Would you restate each line of the data below word for word, without its pictures?

##############################

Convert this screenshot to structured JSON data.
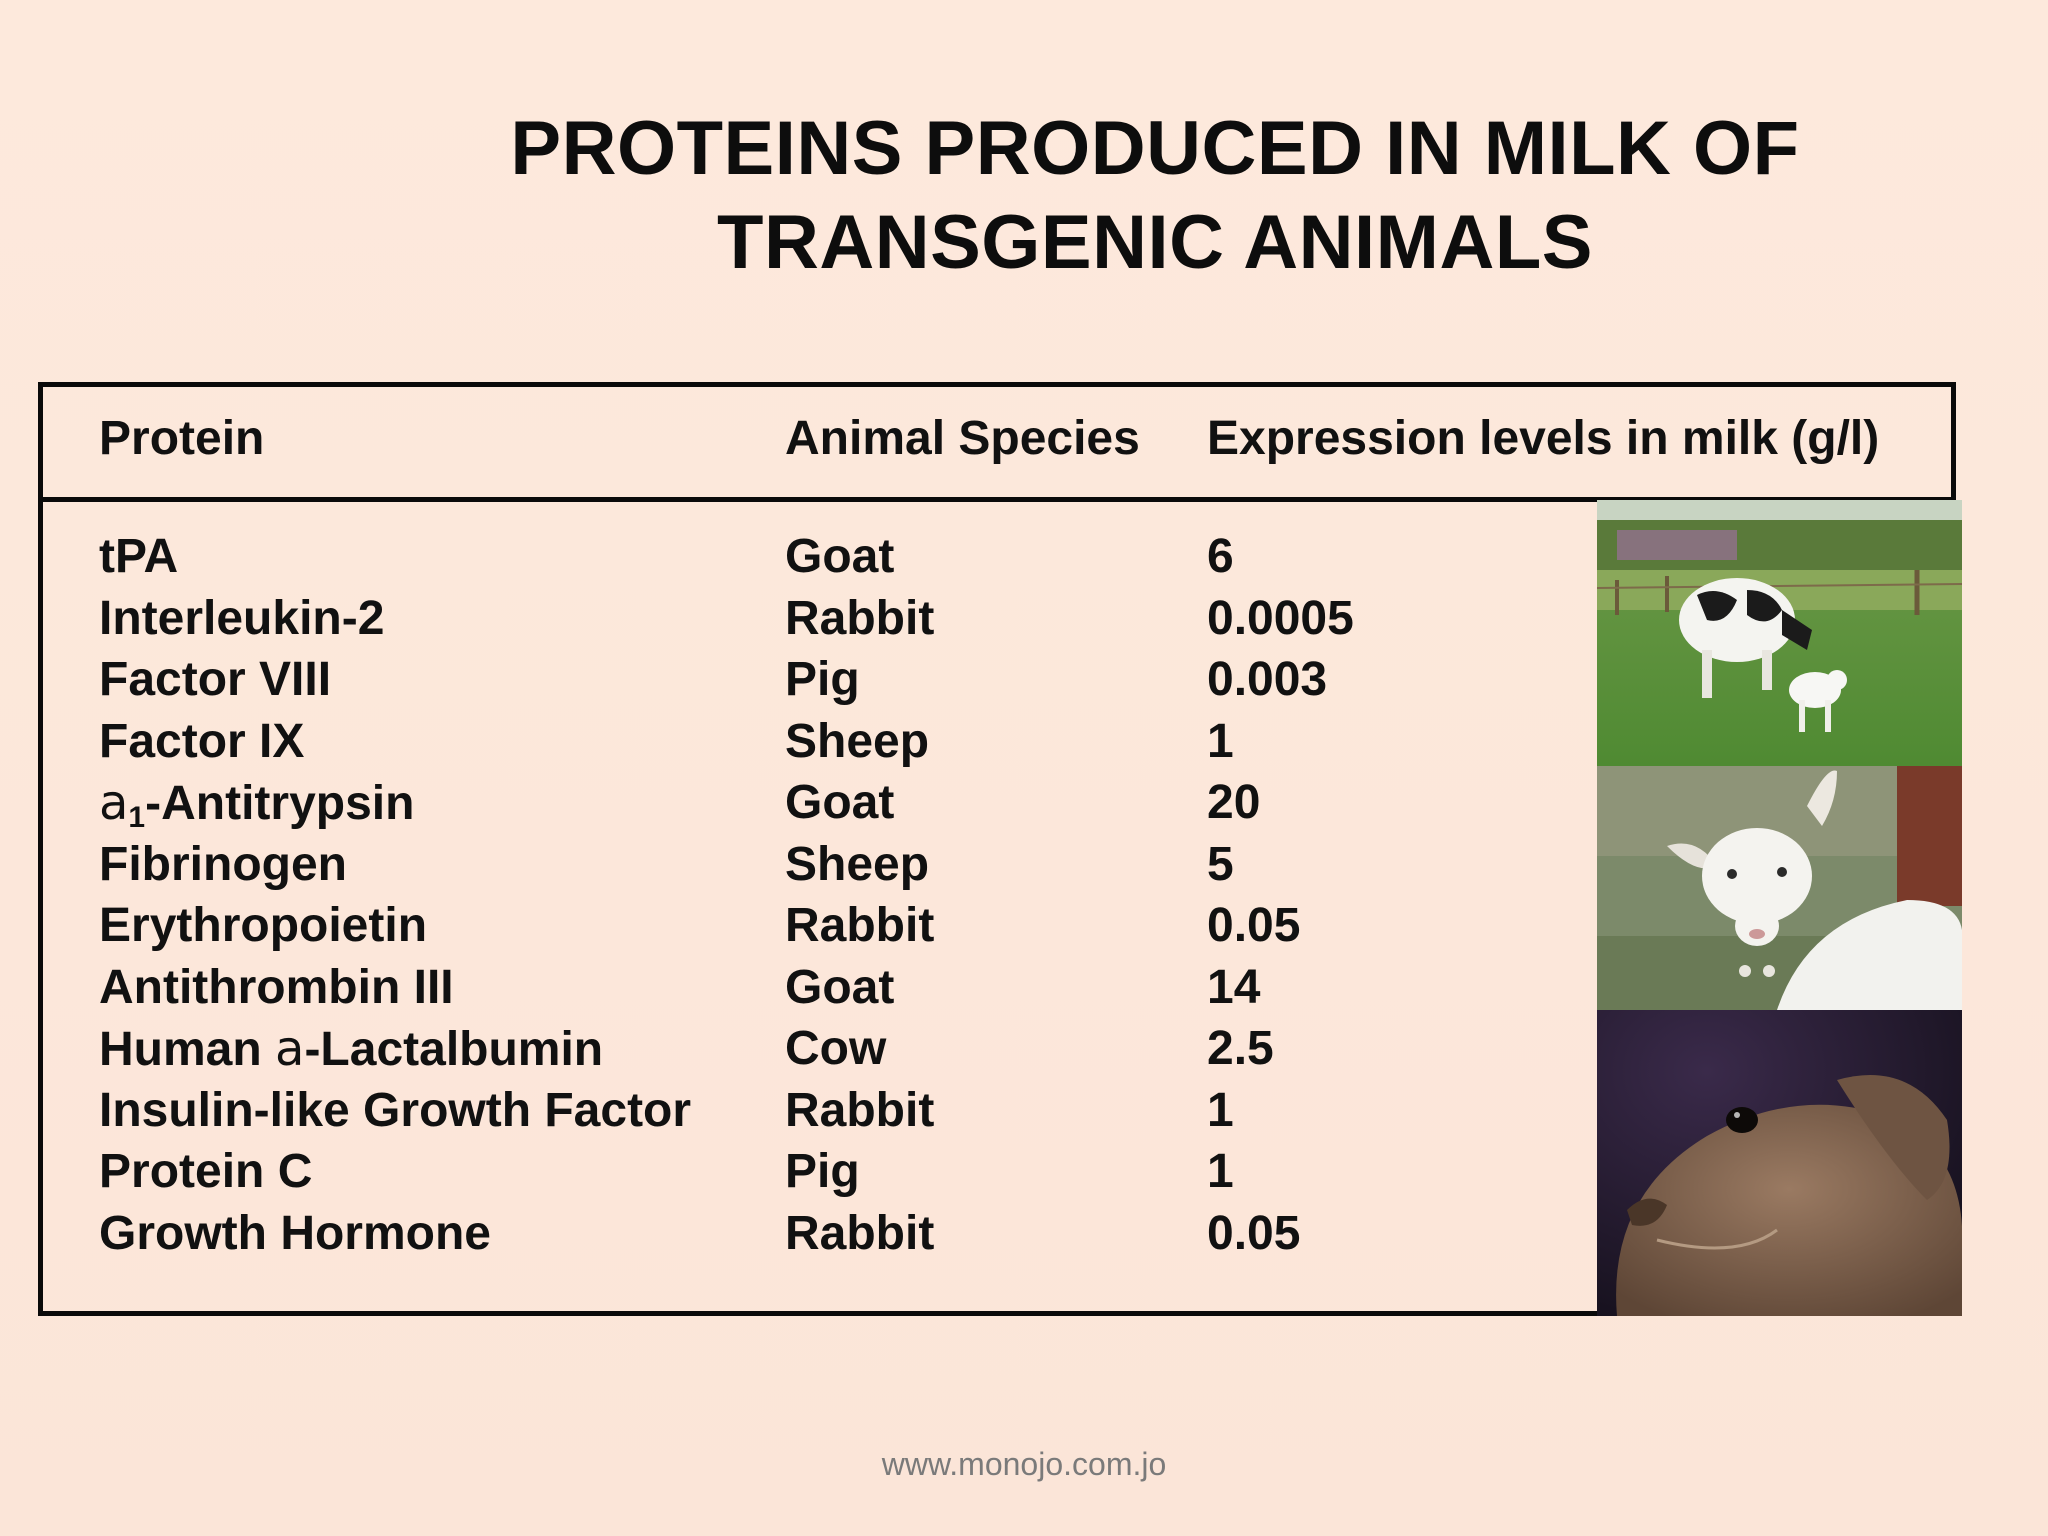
{
  "title": {
    "line1": "PROTEINS PRODUCED IN MILK OF",
    "line2": "TRANSGENIC ANIMALS"
  },
  "table": {
    "headers": {
      "protein": "Protein",
      "species": "Animal Species",
      "level": "Expression levels in milk (g/l)"
    },
    "rows": [
      {
        "protein": "tPA",
        "species": "Goat",
        "level": "6"
      },
      {
        "protein": "Interleukin-2",
        "species": "Rabbit",
        "level": "0.0005"
      },
      {
        "protein": "Factor VIII",
        "species": "Pig",
        "level": "0.003"
      },
      {
        "protein": "Factor IX",
        "species": "Sheep",
        "level": "1"
      },
      {
        "protein_prefix": "a",
        "protein_sub": "1",
        "protein": "-Antitrypsin",
        "species": "Goat",
        "level": "20"
      },
      {
        "protein": "Fibrinogen",
        "species": "Sheep",
        "level": "5"
      },
      {
        "protein": "Erythropoietin",
        "species": "Rabbit",
        "level": "0.05"
      },
      {
        "protein": "Antithrombin III",
        "species": "Goat",
        "level": "14"
      },
      {
        "protein_lead": "Human ",
        "protein_prefix": "a",
        "protein": "-Lactalbumin",
        "species": "Cow",
        "level": "2.5"
      },
      {
        "protein": "Insulin-like Growth Factor",
        "species": "Rabbit",
        "level": "1"
      },
      {
        "protein": "Protein C",
        "species": "Pig",
        "level": "1"
      },
      {
        "protein": "Growth Hormone",
        "species": "Rabbit",
        "level": "0.05"
      }
    ]
  },
  "photos": [
    "cow-and-calf-photo",
    "goat-photo",
    "rabbit-photo"
  ],
  "footer": "www.monojo.com.jo"
}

##############################

**Task output:**
Convert this screenshot to structured JSON data.
{
  "title": {
    "line1": "PROTEINS PRODUCED IN MILK OF",
    "line2": "TRANSGENIC ANIMALS"
  },
  "table": {
    "headers": {
      "protein": "Protein",
      "species": "Animal Species",
      "level": "Expression levels in milk (g/l)"
    },
    "rows": [
      {
        "protein": "tPA",
        "species": "Goat",
        "level": "6"
      },
      {
        "protein": "Interleukin-2",
        "species": "Rabbit",
        "level": "0.0005"
      },
      {
        "protein": "Factor VIII",
        "species": "Pig",
        "level": "0.003"
      },
      {
        "protein": "Factor IX",
        "species": "Sheep",
        "level": "1"
      },
      {
        "protein_prefix": "a",
        "protein_sub": "1",
        "protein": "-Antitrypsin",
        "species": "Goat",
        "level": "20"
      },
      {
        "protein": "Fibrinogen",
        "species": "Sheep",
        "level": "5"
      },
      {
        "protein": "Erythropoietin",
        "species": "Rabbit",
        "level": "0.05"
      },
      {
        "protein": "Antithrombin III",
        "species": "Goat",
        "level": "14"
      },
      {
        "protein_lead": "Human ",
        "protein_prefix": "a",
        "protein": "-Lactalbumin",
        "species": "Cow",
        "level": "2.5"
      },
      {
        "protein": "Insulin-like Growth Factor",
        "species": "Rabbit",
        "level": "1"
      },
      {
        "protein": "Protein C",
        "species": "Pig",
        "level": "1"
      },
      {
        "protein": "Growth Hormone",
        "species": "Rabbit",
        "level": "0.05"
      }
    ]
  },
  "photos": [
    "cow-and-calf-photo",
    "goat-photo",
    "rabbit-photo"
  ],
  "footer": "www.monojo.com.jo"
}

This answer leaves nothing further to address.